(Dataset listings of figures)
_ _ _

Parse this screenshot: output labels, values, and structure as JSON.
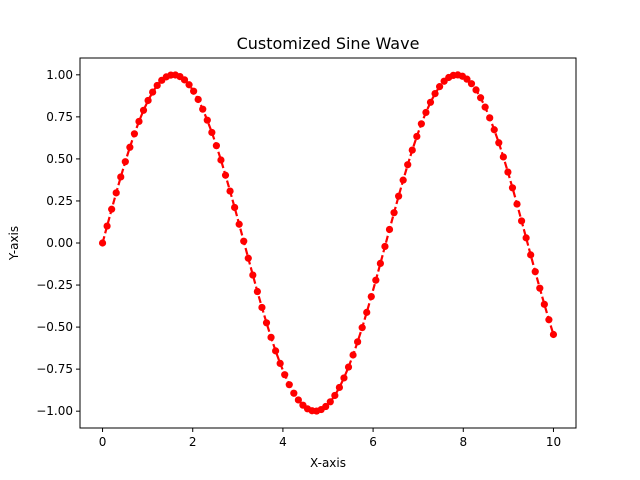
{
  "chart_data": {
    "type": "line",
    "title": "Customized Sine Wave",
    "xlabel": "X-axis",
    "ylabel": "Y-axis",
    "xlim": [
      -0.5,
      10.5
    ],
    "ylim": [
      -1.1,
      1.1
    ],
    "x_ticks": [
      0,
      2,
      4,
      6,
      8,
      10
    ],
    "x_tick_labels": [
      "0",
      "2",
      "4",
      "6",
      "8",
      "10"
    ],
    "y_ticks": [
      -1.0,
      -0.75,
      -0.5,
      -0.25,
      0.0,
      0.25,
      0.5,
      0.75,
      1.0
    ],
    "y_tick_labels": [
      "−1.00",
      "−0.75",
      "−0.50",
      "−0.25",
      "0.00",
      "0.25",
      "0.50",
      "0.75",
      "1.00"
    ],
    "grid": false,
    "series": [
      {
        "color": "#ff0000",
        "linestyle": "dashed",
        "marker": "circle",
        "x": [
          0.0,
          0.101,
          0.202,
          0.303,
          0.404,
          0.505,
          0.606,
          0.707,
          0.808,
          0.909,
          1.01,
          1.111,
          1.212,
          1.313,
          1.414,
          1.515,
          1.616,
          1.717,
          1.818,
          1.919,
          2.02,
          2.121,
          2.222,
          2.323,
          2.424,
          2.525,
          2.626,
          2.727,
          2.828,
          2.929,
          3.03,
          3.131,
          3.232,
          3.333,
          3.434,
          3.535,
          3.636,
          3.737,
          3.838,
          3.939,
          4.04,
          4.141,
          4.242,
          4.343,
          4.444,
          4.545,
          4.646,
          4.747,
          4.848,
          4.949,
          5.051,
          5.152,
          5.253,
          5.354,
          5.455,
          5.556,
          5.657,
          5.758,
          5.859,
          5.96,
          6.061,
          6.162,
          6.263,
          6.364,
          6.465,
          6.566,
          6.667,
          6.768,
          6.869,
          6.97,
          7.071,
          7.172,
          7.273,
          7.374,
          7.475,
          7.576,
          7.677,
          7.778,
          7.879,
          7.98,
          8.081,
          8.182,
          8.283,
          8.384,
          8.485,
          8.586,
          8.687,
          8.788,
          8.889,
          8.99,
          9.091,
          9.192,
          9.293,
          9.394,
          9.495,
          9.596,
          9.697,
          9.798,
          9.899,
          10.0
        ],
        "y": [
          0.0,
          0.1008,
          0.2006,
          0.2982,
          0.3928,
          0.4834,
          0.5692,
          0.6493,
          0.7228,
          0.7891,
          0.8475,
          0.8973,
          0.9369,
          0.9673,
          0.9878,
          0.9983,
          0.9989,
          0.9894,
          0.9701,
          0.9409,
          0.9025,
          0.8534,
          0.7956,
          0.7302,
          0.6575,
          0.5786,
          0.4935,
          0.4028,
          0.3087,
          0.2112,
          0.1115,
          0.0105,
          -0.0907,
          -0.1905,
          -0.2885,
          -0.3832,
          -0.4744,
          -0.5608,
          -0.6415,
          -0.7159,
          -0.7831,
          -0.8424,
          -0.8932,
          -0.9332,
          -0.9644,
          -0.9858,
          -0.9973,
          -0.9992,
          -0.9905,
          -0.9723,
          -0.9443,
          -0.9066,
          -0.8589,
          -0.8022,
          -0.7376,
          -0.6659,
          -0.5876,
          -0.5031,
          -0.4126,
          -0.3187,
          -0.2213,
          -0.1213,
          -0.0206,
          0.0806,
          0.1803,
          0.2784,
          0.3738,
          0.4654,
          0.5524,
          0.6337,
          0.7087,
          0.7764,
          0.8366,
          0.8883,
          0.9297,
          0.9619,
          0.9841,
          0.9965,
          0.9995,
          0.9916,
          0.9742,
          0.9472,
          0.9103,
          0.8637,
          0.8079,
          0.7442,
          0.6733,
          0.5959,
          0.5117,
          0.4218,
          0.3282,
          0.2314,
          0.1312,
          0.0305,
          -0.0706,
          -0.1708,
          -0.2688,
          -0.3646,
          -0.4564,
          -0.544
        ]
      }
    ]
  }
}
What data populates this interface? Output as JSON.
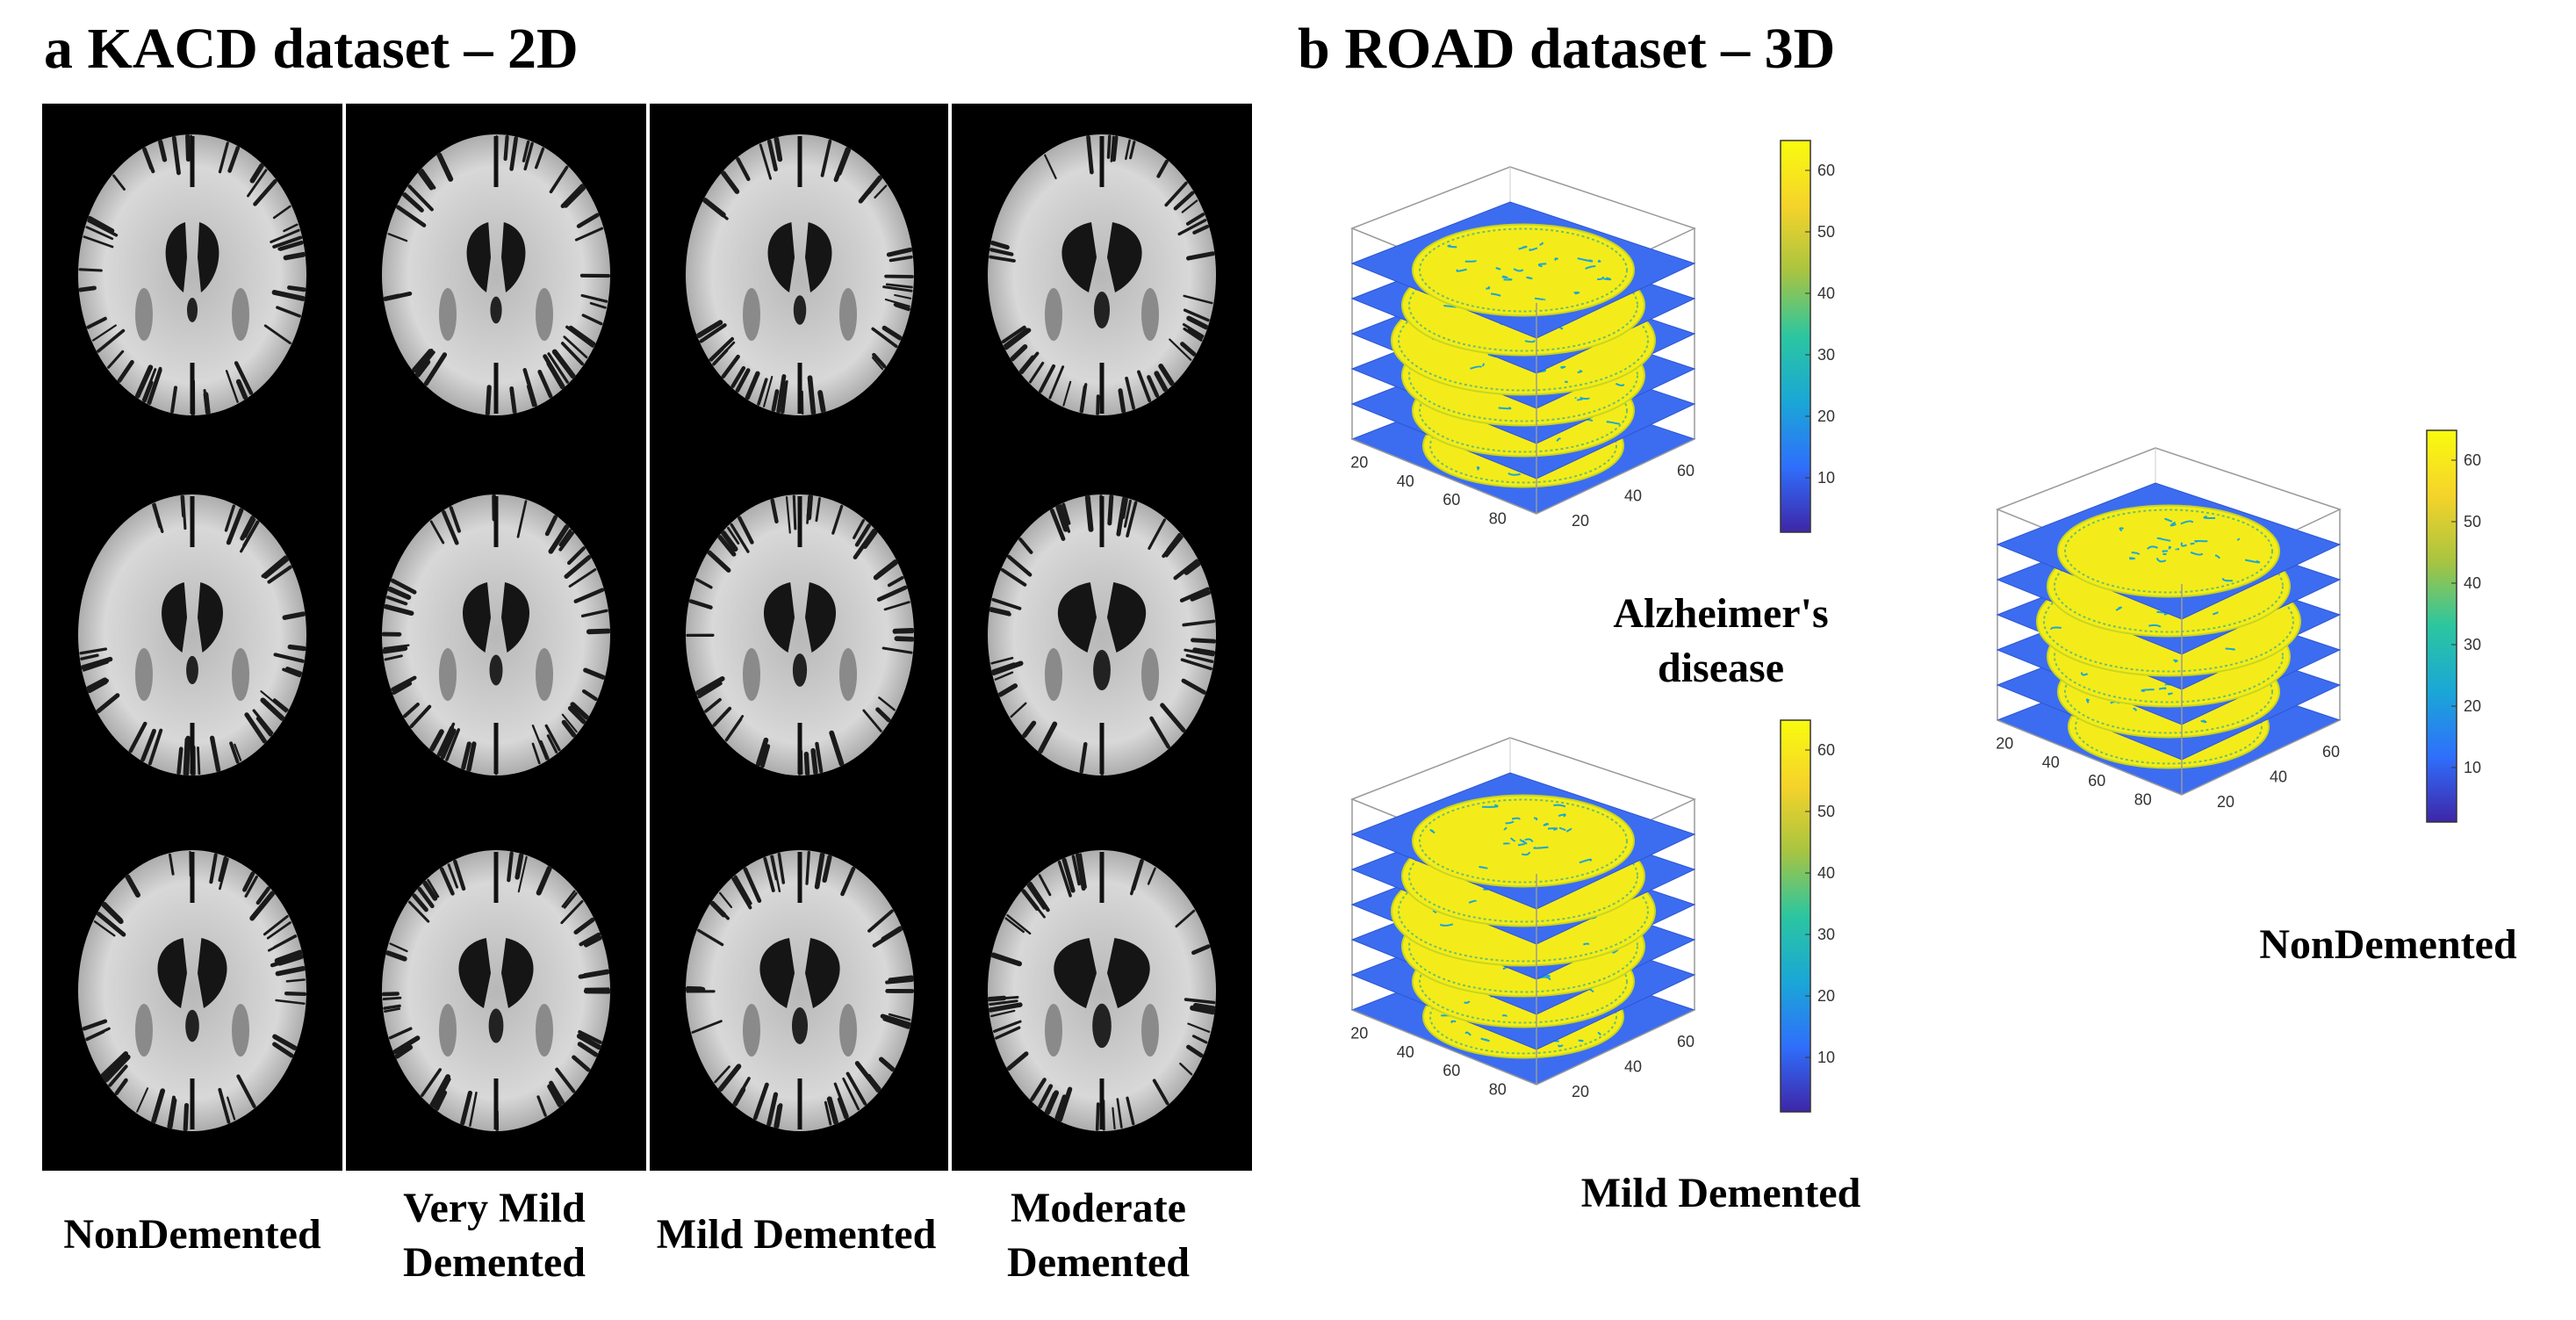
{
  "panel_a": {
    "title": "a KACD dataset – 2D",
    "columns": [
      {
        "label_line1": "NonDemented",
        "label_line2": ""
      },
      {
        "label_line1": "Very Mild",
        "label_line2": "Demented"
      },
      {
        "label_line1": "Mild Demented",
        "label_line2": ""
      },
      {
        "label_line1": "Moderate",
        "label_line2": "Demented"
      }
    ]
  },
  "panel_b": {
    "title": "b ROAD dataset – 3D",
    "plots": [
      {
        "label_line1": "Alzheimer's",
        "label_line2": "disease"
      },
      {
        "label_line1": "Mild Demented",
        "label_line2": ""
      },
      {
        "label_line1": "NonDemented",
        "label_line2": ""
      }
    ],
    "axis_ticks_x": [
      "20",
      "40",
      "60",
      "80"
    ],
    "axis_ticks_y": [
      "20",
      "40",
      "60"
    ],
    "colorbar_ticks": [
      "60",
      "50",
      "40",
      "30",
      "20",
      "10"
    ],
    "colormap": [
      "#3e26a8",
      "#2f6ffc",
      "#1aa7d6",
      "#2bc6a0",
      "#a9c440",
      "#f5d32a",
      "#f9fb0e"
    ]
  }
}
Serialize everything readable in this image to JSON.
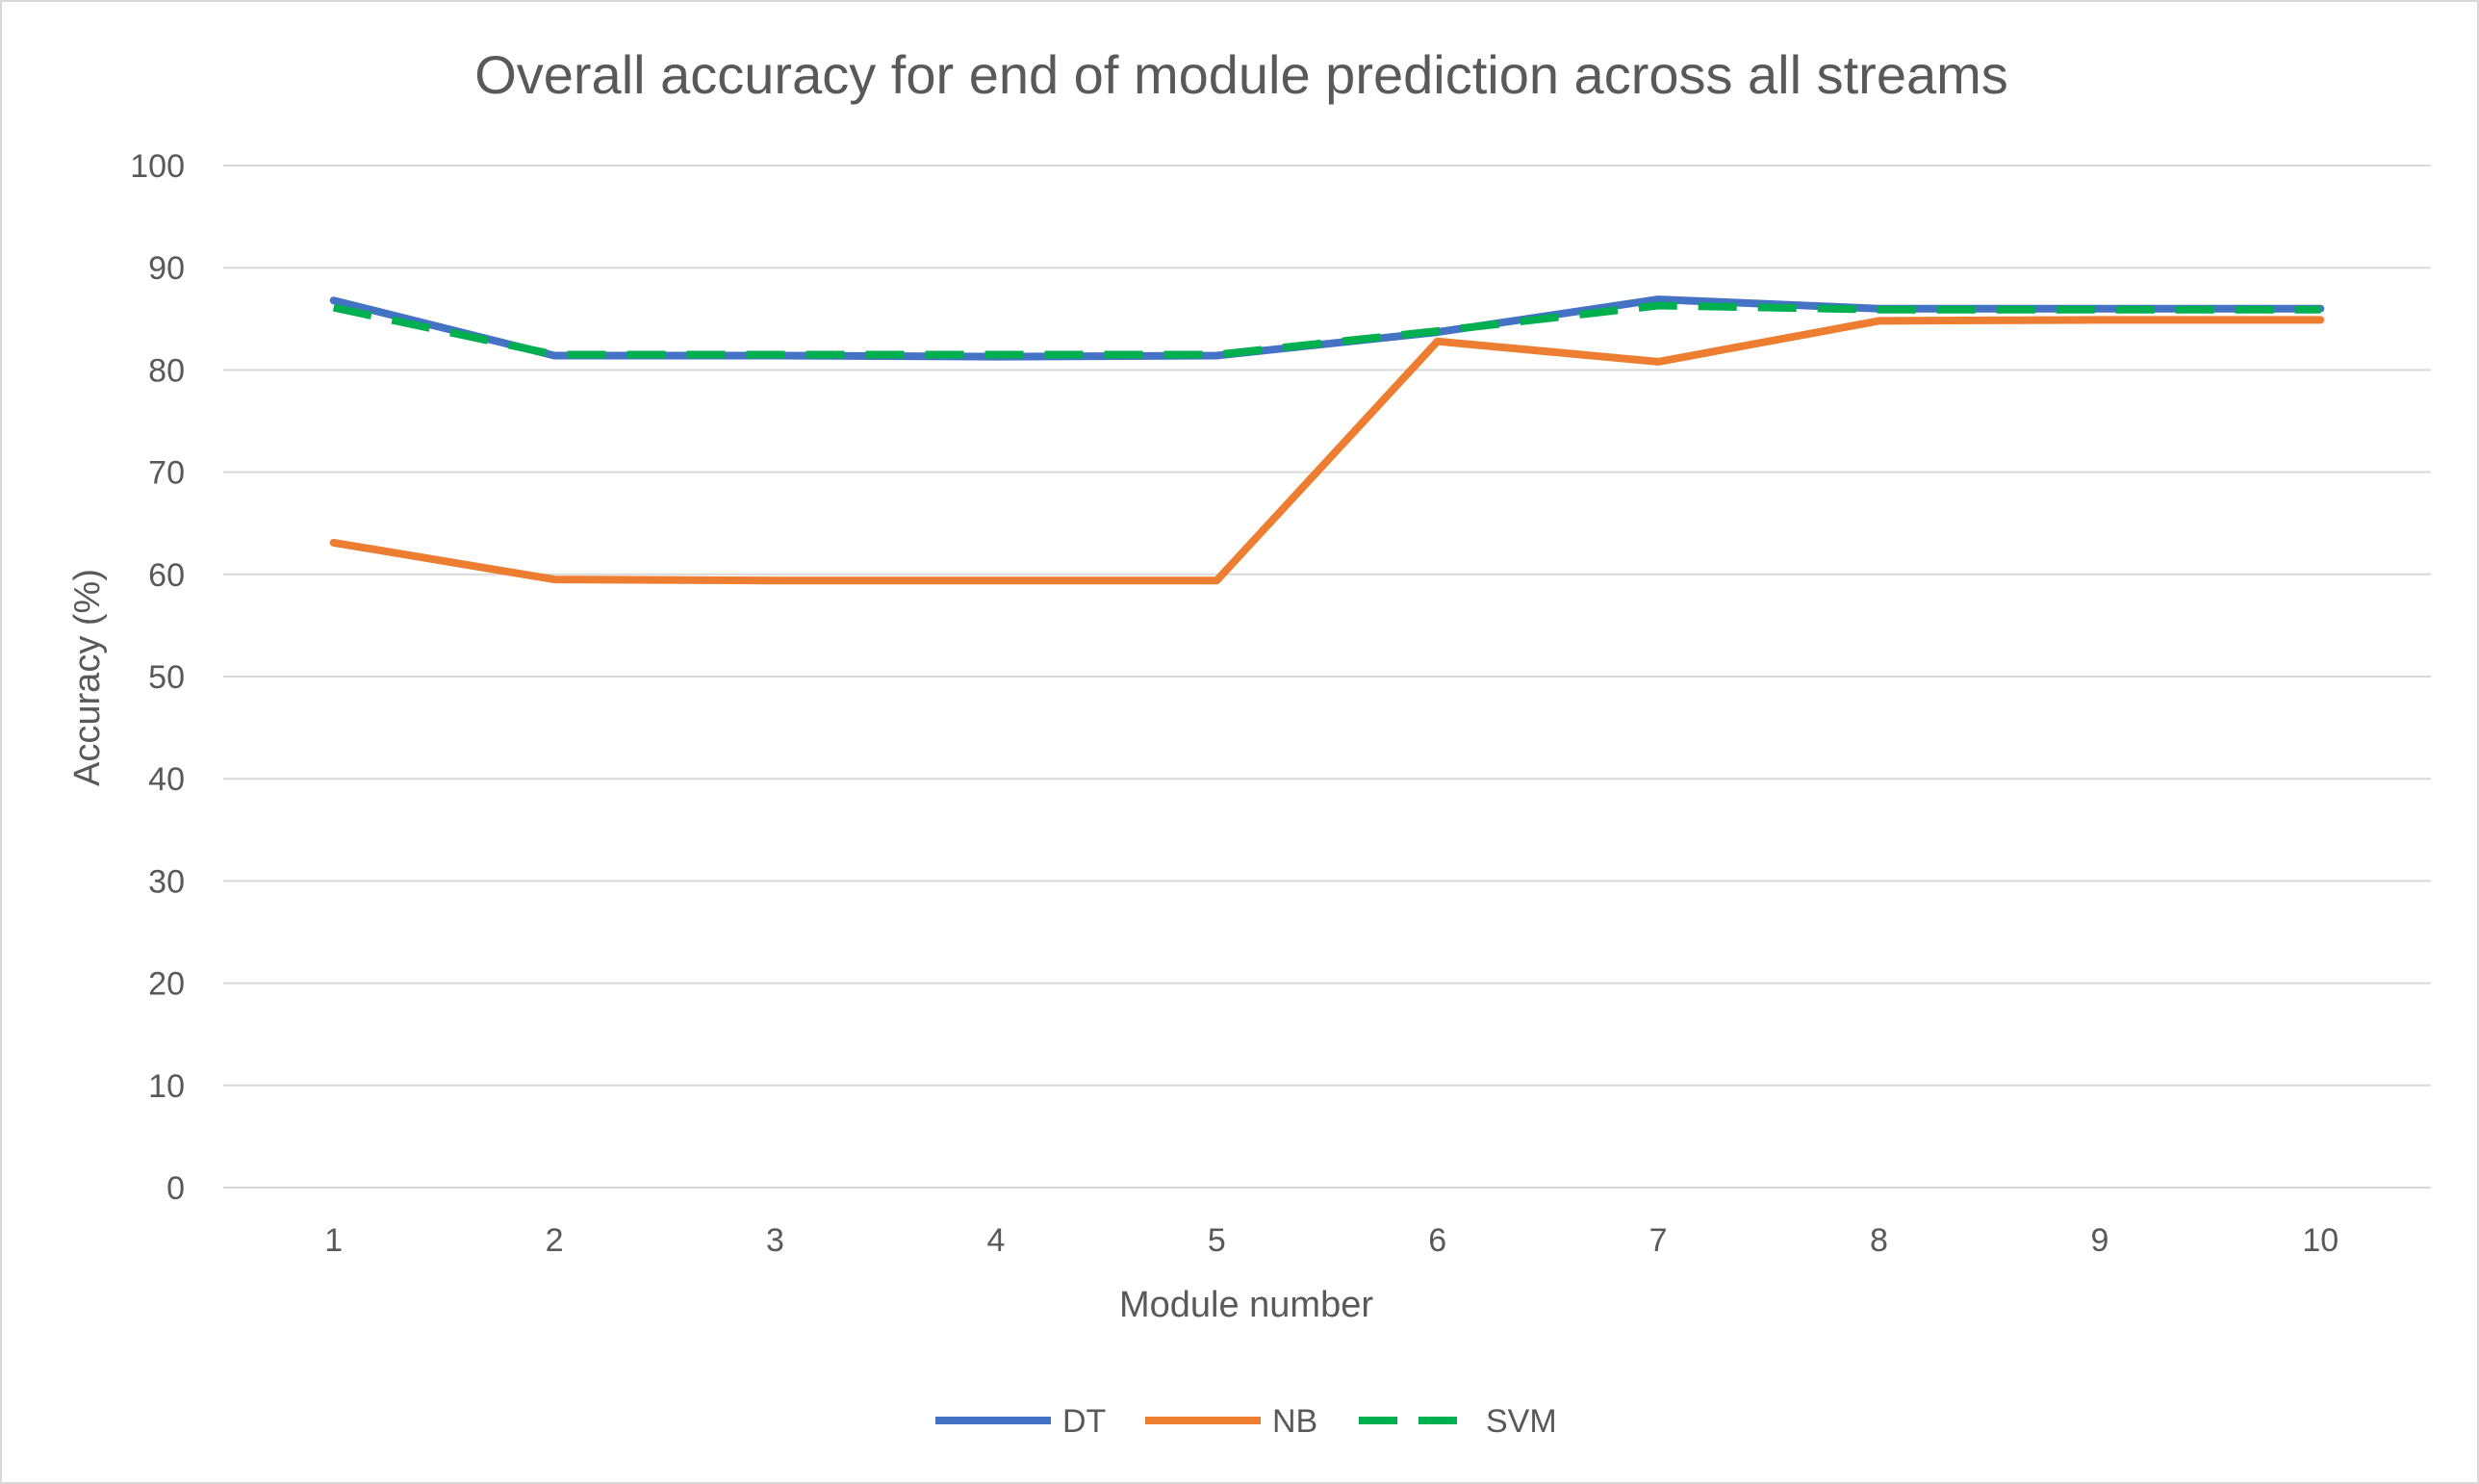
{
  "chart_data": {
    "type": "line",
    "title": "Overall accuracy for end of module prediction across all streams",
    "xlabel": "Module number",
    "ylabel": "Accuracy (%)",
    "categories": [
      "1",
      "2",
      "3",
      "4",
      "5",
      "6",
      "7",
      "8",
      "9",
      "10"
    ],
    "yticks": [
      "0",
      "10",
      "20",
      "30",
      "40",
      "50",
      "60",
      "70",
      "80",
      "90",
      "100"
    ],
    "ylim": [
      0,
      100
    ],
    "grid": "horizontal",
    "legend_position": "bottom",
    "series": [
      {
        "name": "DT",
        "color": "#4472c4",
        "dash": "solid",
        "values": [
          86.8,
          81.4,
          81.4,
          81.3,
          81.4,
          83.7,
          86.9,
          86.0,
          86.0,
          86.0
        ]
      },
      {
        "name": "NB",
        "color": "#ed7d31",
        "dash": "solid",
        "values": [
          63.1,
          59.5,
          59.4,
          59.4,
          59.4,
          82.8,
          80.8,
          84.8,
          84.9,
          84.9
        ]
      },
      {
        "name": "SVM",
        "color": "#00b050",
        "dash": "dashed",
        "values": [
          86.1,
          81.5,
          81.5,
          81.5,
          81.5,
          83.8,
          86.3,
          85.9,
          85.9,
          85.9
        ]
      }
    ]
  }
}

_ _ _

Copy every line that contains the string "this".

Parse this screenshot: output labels, values, and structure as JSON.
What data populates this interface? Output as JSON.
Serialize everything readable in this image to JSON.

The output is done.